▸ **Data in this exercise**
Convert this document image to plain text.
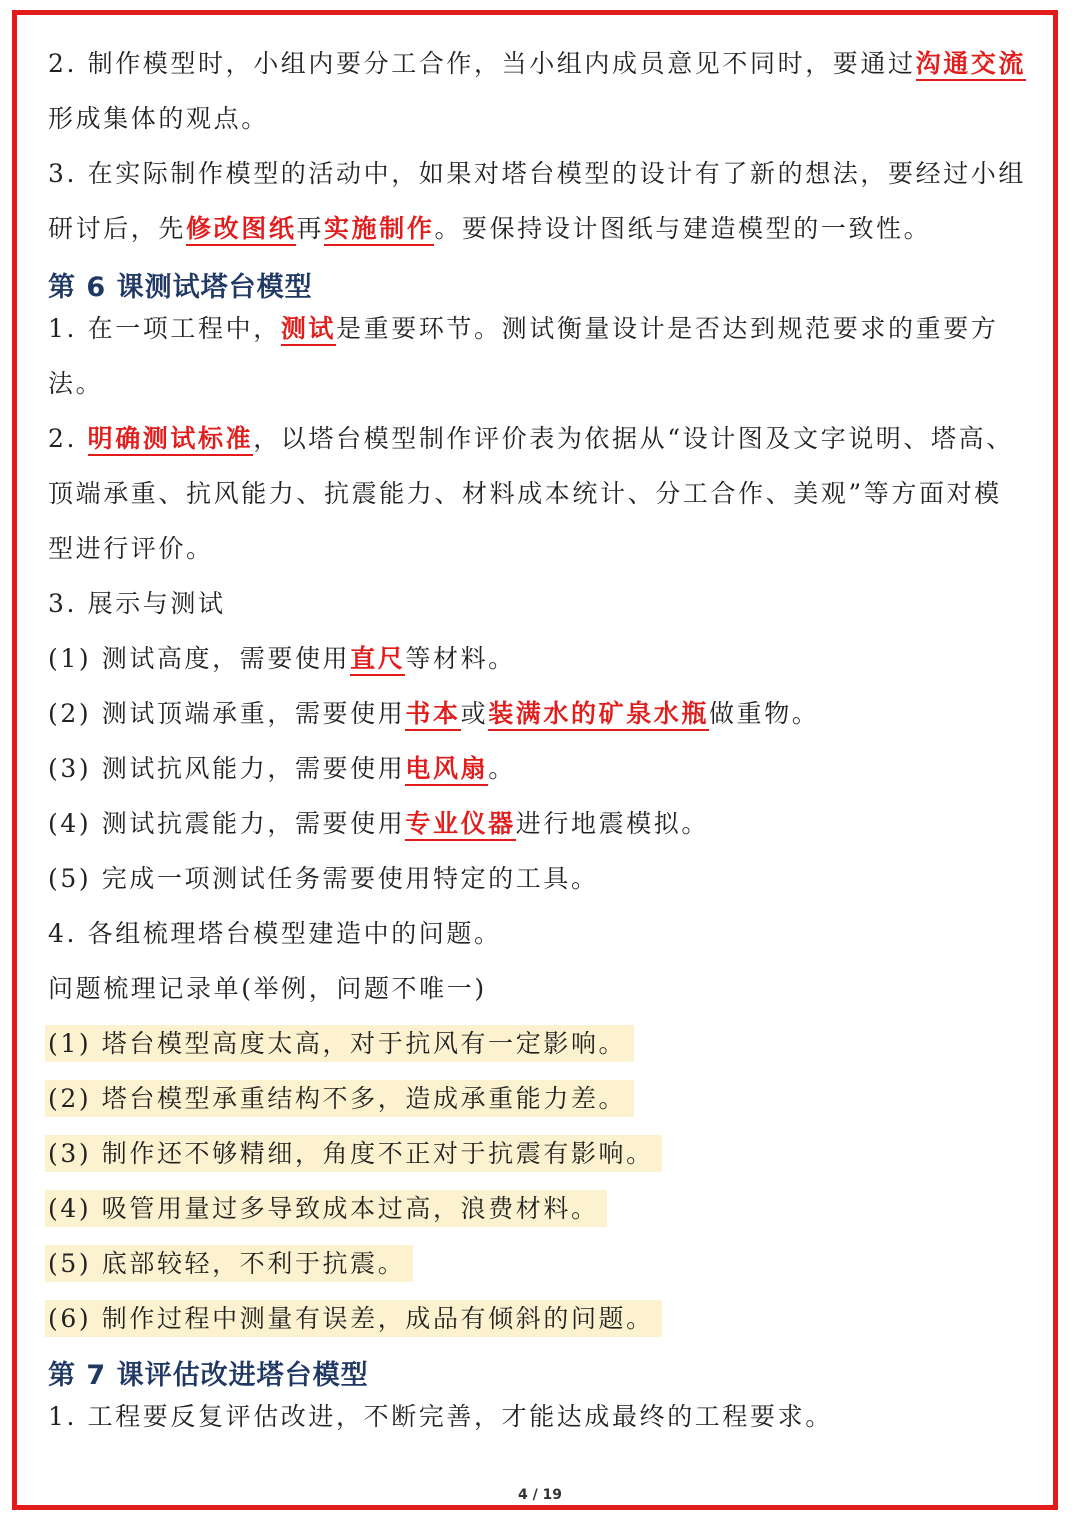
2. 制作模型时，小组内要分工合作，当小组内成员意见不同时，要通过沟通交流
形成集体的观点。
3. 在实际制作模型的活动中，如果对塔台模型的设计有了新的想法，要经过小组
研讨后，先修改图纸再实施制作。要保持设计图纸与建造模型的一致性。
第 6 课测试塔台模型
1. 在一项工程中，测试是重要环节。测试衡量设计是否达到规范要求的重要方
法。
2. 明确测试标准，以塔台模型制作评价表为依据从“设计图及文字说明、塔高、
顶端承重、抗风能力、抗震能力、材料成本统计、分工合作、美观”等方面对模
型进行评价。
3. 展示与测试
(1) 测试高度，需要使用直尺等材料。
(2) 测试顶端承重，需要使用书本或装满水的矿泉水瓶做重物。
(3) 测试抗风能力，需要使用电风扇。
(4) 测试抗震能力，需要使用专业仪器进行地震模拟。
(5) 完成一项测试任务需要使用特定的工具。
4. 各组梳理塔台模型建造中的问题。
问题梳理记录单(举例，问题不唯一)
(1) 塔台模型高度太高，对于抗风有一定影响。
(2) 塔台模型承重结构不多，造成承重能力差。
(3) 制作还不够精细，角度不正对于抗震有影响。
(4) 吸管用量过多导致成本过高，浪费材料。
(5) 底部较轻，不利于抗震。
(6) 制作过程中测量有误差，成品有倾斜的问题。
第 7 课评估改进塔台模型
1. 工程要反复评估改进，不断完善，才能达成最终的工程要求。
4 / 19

▸ **Problem description**
Return all of the data exactly as written, and drop the pictures.

▸ **Output of the exercise**
Convert this document image to plain text.
2. 制作模型时，小组内要分工合作，当小组内成员意见不同时，要通过沟通交流
形成集体的观点。
3. 在实际制作模型的活动中，如果对塔台模型的设计有了新的想法，要经过小组
研讨后，先修改图纸再实施制作。要保持设计图纸与建造模型的一致性。
第 6 课测试塔台模型
1. 在一项工程中，测试是重要环节。测试衡量设计是否达到规范要求的重要方
法。
2. 明确测试标准，以塔台模型制作评价表为依据从“设计图及文字说明、塔高、
顶端承重、抗风能力、抗震能力、材料成本统计、分工合作、美观”等方面对模
型进行评价。
3. 展示与测试
(1) 测试高度，需要使用直尺等材料。
(2) 测试顶端承重，需要使用书本或装满水的矿泉水瓶做重物。
(3) 测试抗风能力，需要使用电风扇。
(4) 测试抗震能力，需要使用专业仪器进行地震模拟。
(5) 完成一项测试任务需要使用特定的工具。
4. 各组梳理塔台模型建造中的问题。
问题梳理记录单(举例，问题不唯一)
(1) 塔台模型高度太高，对于抗风有一定影响。
(2) 塔台模型承重结构不多，造成承重能力差。
(3) 制作还不够精细，角度不正对于抗震有影响。
(4) 吸管用量过多导致成本过高，浪费材料。
(5) 底部较轻，不利于抗震。
(6) 制作过程中测量有误差，成品有倾斜的问题。
第 7 课评估改进塔台模型
1. 工程要反复评估改进，不断完善，才能达成最终的工程要求。
4 / 19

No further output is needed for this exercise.